### Data provided:

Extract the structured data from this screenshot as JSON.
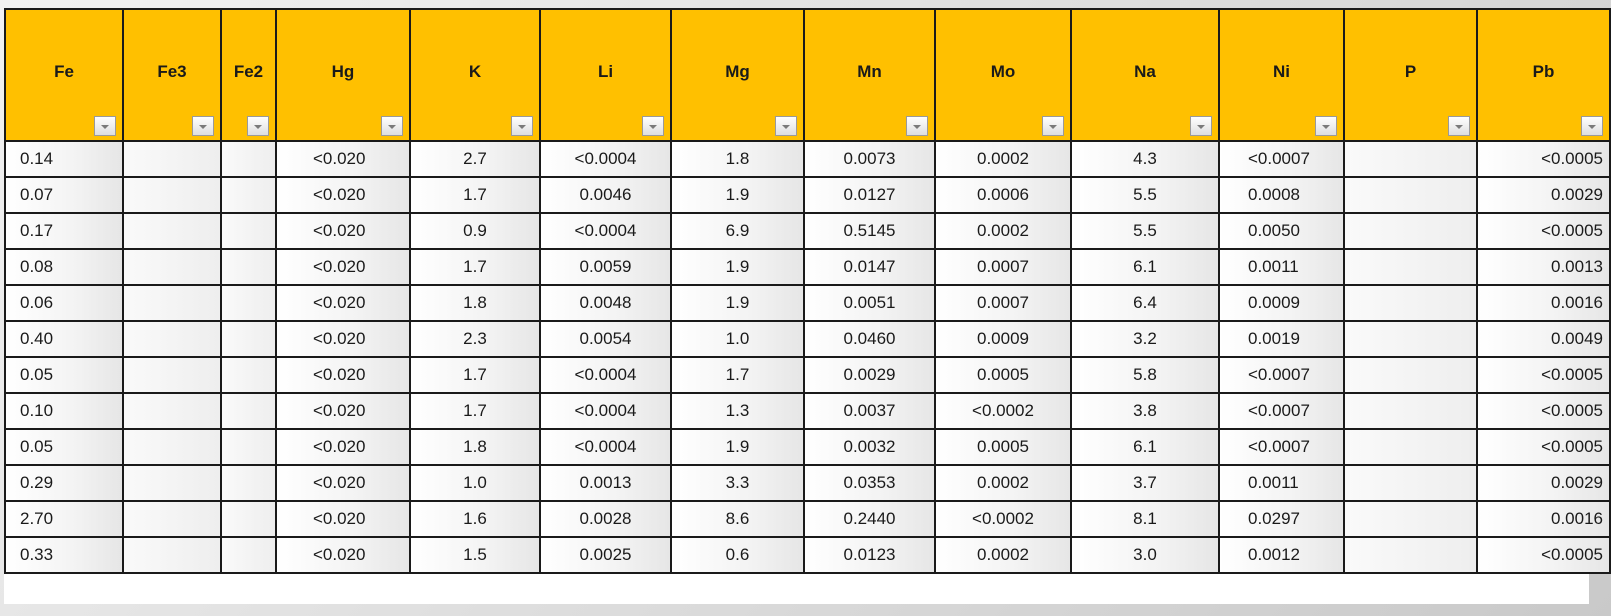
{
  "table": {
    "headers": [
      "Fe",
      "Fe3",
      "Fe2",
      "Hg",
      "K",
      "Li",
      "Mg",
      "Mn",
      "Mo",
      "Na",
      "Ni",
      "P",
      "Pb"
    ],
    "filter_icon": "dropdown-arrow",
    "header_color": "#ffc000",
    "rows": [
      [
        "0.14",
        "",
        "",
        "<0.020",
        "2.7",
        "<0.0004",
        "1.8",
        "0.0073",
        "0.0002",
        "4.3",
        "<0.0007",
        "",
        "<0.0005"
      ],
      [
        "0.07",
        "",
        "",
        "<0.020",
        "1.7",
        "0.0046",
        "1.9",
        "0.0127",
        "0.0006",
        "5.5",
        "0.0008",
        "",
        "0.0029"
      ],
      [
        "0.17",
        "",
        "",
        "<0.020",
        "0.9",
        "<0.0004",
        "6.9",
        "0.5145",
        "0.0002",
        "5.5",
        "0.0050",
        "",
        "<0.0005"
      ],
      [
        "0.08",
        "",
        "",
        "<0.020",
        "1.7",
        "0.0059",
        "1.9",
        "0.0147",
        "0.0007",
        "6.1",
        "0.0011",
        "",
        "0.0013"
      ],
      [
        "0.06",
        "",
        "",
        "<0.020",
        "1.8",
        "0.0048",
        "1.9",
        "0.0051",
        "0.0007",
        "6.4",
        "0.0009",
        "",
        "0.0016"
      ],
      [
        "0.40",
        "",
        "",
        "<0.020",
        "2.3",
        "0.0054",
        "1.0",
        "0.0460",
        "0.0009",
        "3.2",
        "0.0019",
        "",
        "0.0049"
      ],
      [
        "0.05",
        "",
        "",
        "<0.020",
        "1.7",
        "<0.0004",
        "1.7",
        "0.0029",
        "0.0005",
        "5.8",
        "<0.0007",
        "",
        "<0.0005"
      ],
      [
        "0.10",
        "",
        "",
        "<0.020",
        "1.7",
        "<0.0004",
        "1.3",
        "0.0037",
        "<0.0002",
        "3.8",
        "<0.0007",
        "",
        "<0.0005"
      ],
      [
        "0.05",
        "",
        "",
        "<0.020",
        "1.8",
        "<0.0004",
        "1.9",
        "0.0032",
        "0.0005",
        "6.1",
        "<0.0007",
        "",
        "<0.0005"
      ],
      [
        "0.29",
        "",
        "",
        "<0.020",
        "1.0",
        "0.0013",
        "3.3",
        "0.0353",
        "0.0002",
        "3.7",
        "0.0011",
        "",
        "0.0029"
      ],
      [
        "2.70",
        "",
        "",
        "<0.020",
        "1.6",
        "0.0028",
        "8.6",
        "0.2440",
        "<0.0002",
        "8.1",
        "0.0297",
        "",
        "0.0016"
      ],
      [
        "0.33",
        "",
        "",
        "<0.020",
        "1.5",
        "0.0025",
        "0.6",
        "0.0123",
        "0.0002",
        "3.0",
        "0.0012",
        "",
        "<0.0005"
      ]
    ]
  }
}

### Required work:
Output all of the records exactly as they appear above, but not the pictures.

### Exercise response:
Extract the structured data from this screenshot as JSON.
{
  "table": {
    "headers": [
      "Fe",
      "Fe3",
      "Fe2",
      "Hg",
      "K",
      "Li",
      "Mg",
      "Mn",
      "Mo",
      "Na",
      "Ni",
      "P",
      "Pb"
    ],
    "filter_icon": "dropdown-arrow",
    "header_color": "#ffc000",
    "rows": [
      [
        "0.14",
        "",
        "",
        "<0.020",
        "2.7",
        "<0.0004",
        "1.8",
        "0.0073",
        "0.0002",
        "4.3",
        "<0.0007",
        "",
        "<0.0005"
      ],
      [
        "0.07",
        "",
        "",
        "<0.020",
        "1.7",
        "0.0046",
        "1.9",
        "0.0127",
        "0.0006",
        "5.5",
        "0.0008",
        "",
        "0.0029"
      ],
      [
        "0.17",
        "",
        "",
        "<0.020",
        "0.9",
        "<0.0004",
        "6.9",
        "0.5145",
        "0.0002",
        "5.5",
        "0.0050",
        "",
        "<0.0005"
      ],
      [
        "0.08",
        "",
        "",
        "<0.020",
        "1.7",
        "0.0059",
        "1.9",
        "0.0147",
        "0.0007",
        "6.1",
        "0.0011",
        "",
        "0.0013"
      ],
      [
        "0.06",
        "",
        "",
        "<0.020",
        "1.8",
        "0.0048",
        "1.9",
        "0.0051",
        "0.0007",
        "6.4",
        "0.0009",
        "",
        "0.0016"
      ],
      [
        "0.40",
        "",
        "",
        "<0.020",
        "2.3",
        "0.0054",
        "1.0",
        "0.0460",
        "0.0009",
        "3.2",
        "0.0019",
        "",
        "0.0049"
      ],
      [
        "0.05",
        "",
        "",
        "<0.020",
        "1.7",
        "<0.0004",
        "1.7",
        "0.0029",
        "0.0005",
        "5.8",
        "<0.0007",
        "",
        "<0.0005"
      ],
      [
        "0.10",
        "",
        "",
        "<0.020",
        "1.7",
        "<0.0004",
        "1.3",
        "0.0037",
        "<0.0002",
        "3.8",
        "<0.0007",
        "",
        "<0.0005"
      ],
      [
        "0.05",
        "",
        "",
        "<0.020",
        "1.8",
        "<0.0004",
        "1.9",
        "0.0032",
        "0.0005",
        "6.1",
        "<0.0007",
        "",
        "<0.0005"
      ],
      [
        "0.29",
        "",
        "",
        "<0.020",
        "1.0",
        "0.0013",
        "3.3",
        "0.0353",
        "0.0002",
        "3.7",
        "0.0011",
        "",
        "0.0029"
      ],
      [
        "2.70",
        "",
        "",
        "<0.020",
        "1.6",
        "0.0028",
        "8.6",
        "0.2440",
        "<0.0002",
        "8.1",
        "0.0297",
        "",
        "0.0016"
      ],
      [
        "0.33",
        "",
        "",
        "<0.020",
        "1.5",
        "0.0025",
        "0.6",
        "0.0123",
        "0.0002",
        "3.0",
        "0.0012",
        "",
        "<0.0005"
      ]
    ]
  }
}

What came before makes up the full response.